Records for processing:
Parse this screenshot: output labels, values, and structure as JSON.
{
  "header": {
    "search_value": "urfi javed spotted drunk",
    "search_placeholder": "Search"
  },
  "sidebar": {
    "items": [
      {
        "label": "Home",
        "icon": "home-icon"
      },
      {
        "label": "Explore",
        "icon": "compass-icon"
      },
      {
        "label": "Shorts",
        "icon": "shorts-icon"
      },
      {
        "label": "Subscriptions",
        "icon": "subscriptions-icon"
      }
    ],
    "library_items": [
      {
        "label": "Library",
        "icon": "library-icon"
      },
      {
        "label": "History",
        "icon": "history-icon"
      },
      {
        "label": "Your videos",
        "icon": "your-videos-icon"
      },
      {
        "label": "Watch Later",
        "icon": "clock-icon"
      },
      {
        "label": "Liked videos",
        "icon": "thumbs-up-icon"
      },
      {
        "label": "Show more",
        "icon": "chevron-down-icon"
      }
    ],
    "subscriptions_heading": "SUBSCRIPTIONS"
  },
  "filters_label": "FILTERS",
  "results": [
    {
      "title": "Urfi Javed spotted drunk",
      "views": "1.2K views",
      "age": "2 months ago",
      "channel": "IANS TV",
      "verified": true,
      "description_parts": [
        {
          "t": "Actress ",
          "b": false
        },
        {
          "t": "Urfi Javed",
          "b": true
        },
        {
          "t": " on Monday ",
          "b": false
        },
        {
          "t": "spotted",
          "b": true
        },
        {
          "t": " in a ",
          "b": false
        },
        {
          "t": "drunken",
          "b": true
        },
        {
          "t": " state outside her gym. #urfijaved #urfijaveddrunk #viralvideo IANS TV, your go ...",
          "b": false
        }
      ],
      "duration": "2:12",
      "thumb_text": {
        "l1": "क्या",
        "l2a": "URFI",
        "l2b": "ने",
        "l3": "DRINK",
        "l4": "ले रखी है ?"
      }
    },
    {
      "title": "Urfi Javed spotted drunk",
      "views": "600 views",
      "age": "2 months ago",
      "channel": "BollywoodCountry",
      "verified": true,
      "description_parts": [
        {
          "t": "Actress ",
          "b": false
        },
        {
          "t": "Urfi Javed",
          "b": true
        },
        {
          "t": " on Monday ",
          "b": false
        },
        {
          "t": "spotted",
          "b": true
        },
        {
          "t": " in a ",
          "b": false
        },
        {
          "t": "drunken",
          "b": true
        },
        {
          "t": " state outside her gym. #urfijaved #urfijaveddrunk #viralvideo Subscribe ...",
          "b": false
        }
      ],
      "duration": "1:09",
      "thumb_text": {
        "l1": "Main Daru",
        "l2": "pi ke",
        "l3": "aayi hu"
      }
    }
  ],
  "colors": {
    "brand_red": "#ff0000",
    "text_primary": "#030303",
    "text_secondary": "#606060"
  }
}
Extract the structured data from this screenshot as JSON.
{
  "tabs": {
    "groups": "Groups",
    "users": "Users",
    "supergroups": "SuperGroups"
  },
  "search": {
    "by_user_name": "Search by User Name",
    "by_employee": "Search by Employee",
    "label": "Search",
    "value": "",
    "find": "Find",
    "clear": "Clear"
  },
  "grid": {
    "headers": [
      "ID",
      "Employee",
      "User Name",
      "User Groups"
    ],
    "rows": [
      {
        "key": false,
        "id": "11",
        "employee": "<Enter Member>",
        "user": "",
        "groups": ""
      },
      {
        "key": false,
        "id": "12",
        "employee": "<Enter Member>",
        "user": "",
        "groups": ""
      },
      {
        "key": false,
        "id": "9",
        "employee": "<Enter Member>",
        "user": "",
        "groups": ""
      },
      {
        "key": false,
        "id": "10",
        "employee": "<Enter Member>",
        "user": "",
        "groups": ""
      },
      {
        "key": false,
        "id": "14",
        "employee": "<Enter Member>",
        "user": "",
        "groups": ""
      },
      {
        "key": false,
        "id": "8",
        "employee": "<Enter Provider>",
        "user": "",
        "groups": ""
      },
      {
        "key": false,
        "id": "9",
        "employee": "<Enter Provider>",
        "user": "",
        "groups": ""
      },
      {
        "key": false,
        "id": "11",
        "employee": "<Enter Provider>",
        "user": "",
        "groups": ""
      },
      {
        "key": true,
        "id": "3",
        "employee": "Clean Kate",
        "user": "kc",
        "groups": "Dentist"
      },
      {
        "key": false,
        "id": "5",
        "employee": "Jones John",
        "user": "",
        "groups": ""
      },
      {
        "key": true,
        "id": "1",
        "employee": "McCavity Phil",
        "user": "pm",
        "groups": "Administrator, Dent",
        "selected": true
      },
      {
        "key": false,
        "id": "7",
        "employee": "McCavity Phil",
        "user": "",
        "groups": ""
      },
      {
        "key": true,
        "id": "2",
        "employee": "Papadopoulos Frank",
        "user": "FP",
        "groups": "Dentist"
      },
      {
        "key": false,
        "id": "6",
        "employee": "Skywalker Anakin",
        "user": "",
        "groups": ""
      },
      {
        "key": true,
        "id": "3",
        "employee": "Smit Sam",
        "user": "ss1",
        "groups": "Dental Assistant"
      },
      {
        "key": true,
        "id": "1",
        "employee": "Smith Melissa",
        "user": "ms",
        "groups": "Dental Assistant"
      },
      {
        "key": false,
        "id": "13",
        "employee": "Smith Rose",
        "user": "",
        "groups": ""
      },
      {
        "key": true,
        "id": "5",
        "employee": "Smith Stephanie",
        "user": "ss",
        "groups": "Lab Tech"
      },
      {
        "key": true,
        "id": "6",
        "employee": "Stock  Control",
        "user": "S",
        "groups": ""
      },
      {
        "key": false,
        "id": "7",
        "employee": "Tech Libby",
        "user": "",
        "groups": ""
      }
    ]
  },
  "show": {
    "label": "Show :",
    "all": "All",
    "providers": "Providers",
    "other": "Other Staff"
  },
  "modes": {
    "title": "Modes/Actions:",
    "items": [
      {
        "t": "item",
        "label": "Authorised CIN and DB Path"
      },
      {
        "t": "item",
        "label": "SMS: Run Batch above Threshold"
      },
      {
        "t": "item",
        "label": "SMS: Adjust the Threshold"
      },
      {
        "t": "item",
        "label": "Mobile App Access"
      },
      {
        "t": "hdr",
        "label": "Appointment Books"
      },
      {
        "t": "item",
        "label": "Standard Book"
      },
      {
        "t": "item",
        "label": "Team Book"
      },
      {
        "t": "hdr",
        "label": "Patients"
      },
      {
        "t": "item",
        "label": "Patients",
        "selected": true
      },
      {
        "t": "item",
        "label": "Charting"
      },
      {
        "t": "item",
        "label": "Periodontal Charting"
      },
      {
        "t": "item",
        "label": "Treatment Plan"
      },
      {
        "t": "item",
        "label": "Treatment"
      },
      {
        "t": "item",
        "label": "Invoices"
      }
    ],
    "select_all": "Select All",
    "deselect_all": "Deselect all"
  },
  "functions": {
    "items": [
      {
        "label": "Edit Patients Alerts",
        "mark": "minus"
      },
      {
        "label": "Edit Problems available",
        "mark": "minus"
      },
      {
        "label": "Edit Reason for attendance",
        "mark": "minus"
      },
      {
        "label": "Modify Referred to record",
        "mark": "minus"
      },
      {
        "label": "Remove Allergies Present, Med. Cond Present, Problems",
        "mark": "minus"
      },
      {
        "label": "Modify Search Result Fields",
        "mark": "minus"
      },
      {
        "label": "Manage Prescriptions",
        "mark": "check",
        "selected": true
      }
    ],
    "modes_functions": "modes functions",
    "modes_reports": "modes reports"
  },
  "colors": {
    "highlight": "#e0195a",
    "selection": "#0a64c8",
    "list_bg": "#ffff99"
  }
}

About this exercise: Copy the lines of the listing exactly. Skip none.

Response to the exercise:
Parse this screenshot: output labels, values, and structure as JSON.
{
  "header": {
    "search_value": "urfi javed spotted drunk",
    "search_placeholder": "Search"
  },
  "sidebar": {
    "items": [
      {
        "label": "Home",
        "icon": "home-icon"
      },
      {
        "label": "Explore",
        "icon": "compass-icon"
      },
      {
        "label": "Shorts",
        "icon": "shorts-icon"
      },
      {
        "label": "Subscriptions",
        "icon": "subscriptions-icon"
      }
    ],
    "library_items": [
      {
        "label": "Library",
        "icon": "library-icon"
      },
      {
        "label": "History",
        "icon": "history-icon"
      },
      {
        "label": "Your videos",
        "icon": "your-videos-icon"
      },
      {
        "label": "Watch Later",
        "icon": "clock-icon"
      },
      {
        "label": "Liked videos",
        "icon": "thumbs-up-icon"
      },
      {
        "label": "Show more",
        "icon": "chevron-down-icon"
      }
    ],
    "subscriptions_heading": "SUBSCRIPTIONS"
  },
  "filters_label": "FILTERS",
  "results": [
    {
      "title": "Urfi Javed spotted drunk",
      "views": "1.2K views",
      "age": "2 months ago",
      "channel": "IANS TV",
      "verified": true,
      "description_parts": [
        {
          "t": "Actress ",
          "b": false
        },
        {
          "t": "Urfi Javed",
          "b": true
        },
        {
          "t": " on Monday ",
          "b": false
        },
        {
          "t": "spotted",
          "b": true
        },
        {
          "t": " in a ",
          "b": false
        },
        {
          "t": "drunken",
          "b": true
        },
        {
          "t": " state outside her gym. #urfijaved #urfijaveddrunk #viralvideo IANS TV, your go ...",
          "b": false
        }
      ],
      "duration": "2:12",
      "thumb_text": {
        "l1": "क्या",
        "l2a": "URFI",
        "l2b": "ने",
        "l3": "DRINK",
        "l4": "ले रखी है ?"
      }
    },
    {
      "title": "Urfi Javed spotted drunk",
      "views": "600 views",
      "age": "2 months ago",
      "channel": "BollywoodCountry",
      "verified": true,
      "description_parts": [
        {
          "t": "Actress ",
          "b": false
        },
        {
          "t": "Urfi Javed",
          "b": true
        },
        {
          "t": " on Monday ",
          "b": false
        },
        {
          "t": "spotted",
          "b": true
        },
        {
          "t": " in a ",
          "b": false
        },
        {
          "t": "drunken",
          "b": true
        },
        {
          "t": " state outside her gym. #urfijaved #urfijaveddrunk #viralvideo Subscribe ...",
          "b": false
        }
      ],
      "duration": "1:09",
      "thumb_text": {
        "l1": "Main Daru",
        "l2": "pi ke",
        "l3": "aayi hu"
      }
    }
  ],
  "colors": {
    "brand_red": "#ff0000",
    "text_primary": "#030303",
    "text_secondary": "#606060"
  }
}
Extract the structured data from this screenshot as JSON.
{
  "tabs": {
    "groups": "Groups",
    "users": "Users",
    "supergroups": "SuperGroups"
  },
  "search": {
    "by_user_name": "Search by User Name",
    "by_employee": "Search by Employee",
    "label": "Search",
    "value": "",
    "find": "Find",
    "clear": "Clear"
  },
  "grid": {
    "headers": [
      "ID",
      "Employee",
      "User Name",
      "User Groups"
    ],
    "rows": [
      {
        "key": false,
        "id": "11",
        "employee": "<Enter Member>",
        "user": "",
        "groups": ""
      },
      {
        "key": false,
        "id": "12",
        "employee": "<Enter Member>",
        "user": "",
        "groups": ""
      },
      {
        "key": false,
        "id": "9",
        "employee": "<Enter Member>",
        "user": "",
        "groups": ""
      },
      {
        "key": false,
        "id": "10",
        "employee": "<Enter Member>",
        "user": "",
        "groups": ""
      },
      {
        "key": false,
        "id": "14",
        "employee": "<Enter Member>",
        "user": "",
        "groups": ""
      },
      {
        "key": false,
        "id": "8",
        "employee": "<Enter Provider>",
        "user": "",
        "groups": ""
      },
      {
        "key": false,
        "id": "9",
        "employee": "<Enter Provider>",
        "user": "",
        "groups": ""
      },
      {
        "key": false,
        "id": "11",
        "employee": "<Enter Provider>",
        "user": "",
        "groups": ""
      },
      {
        "key": true,
        "id": "3",
        "employee": "Clean Kate",
        "user": "kc",
        "groups": "Dentist"
      },
      {
        "key": false,
        "id": "5",
        "employee": "Jones John",
        "user": "",
        "groups": ""
      },
      {
        "key": true,
        "id": "1",
        "employee": "McCavity Phil",
        "user": "pm",
        "groups": "Administrator, Dent",
        "selected": true
      },
      {
        "key": false,
        "id": "7",
        "employee": "McCavity Phil",
        "user": "",
        "groups": ""
      },
      {
        "key": true,
        "id": "2",
        "employee": "Papadopoulos Frank",
        "user": "FP",
        "groups": "Dentist"
      },
      {
        "key": false,
        "id": "6",
        "employee": "Skywalker Anakin",
        "user": "",
        "groups": ""
      },
      {
        "key": true,
        "id": "3",
        "employee": "Smit Sam",
        "user": "ss1",
        "groups": "Dental Assistant"
      },
      {
        "key": true,
        "id": "1",
        "employee": "Smith Melissa",
        "user": "ms",
        "groups": "Dental Assistant"
      },
      {
        "key": false,
        "id": "13",
        "employee": "Smith Rose",
        "user": "",
        "groups": ""
      },
      {
        "key": true,
        "id": "5",
        "employee": "Smith Stephanie",
        "user": "ss",
        "groups": "Lab Tech"
      },
      {
        "key": true,
        "id": "6",
        "employee": "Stock  Control",
        "user": "S",
        "groups": ""
      },
      {
        "key": false,
        "id": "7",
        "employee": "Tech Libby",
        "user": "",
        "groups": ""
      }
    ]
  },
  "show": {
    "label": "Show :",
    "all": "All",
    "providers": "Providers",
    "other": "Other Staff"
  },
  "modes": {
    "title": "Modes/Actions:",
    "items": [
      {
        "t": "item",
        "label": "Authorised CIN and DB Path"
      },
      {
        "t": "item",
        "label": "SMS: Run Batch above Threshold"
      },
      {
        "t": "item",
        "label": "SMS: Adjust the Threshold"
      },
      {
        "t": "item",
        "label": "Mobile App Access"
      },
      {
        "t": "hdr",
        "label": "Appointment Books"
      },
      {
        "t": "item",
        "label": "Standard Book"
      },
      {
        "t": "item",
        "label": "Team Book"
      },
      {
        "t": "hdr",
        "label": "Patients"
      },
      {
        "t": "item",
        "label": "Patients",
        "selected": true
      },
      {
        "t": "item",
        "label": "Charting"
      },
      {
        "t": "item",
        "label": "Periodontal Charting"
      },
      {
        "t": "item",
        "label": "Treatment Plan"
      },
      {
        "t": "item",
        "label": "Treatment"
      },
      {
        "t": "item",
        "label": "Invoices"
      }
    ],
    "select_all": "Select All",
    "deselect_all": "Deselect all"
  },
  "functions": {
    "items": [
      {
        "label": "Edit Patients Alerts",
        "mark": "minus"
      },
      {
        "label": "Edit Problems available",
        "mark": "minus"
      },
      {
        "label": "Edit Reason for attendance",
        "mark": "minus"
      },
      {
        "label": "Modify Referred to record",
        "mark": "minus"
      },
      {
        "label": "Remove Allergies Present, Med. Cond Present, Problems",
        "mark": "minus"
      },
      {
        "label": "Modify Search Result Fields",
        "mark": "minus"
      },
      {
        "label": "Manage Prescriptions",
        "mark": "check",
        "selected": true
      }
    ],
    "modes_functions": "modes functions",
    "modes_reports": "modes reports"
  },
  "colors": {
    "highlight": "#e0195a",
    "selection": "#0a64c8",
    "list_bg": "#ffff99"
  }
}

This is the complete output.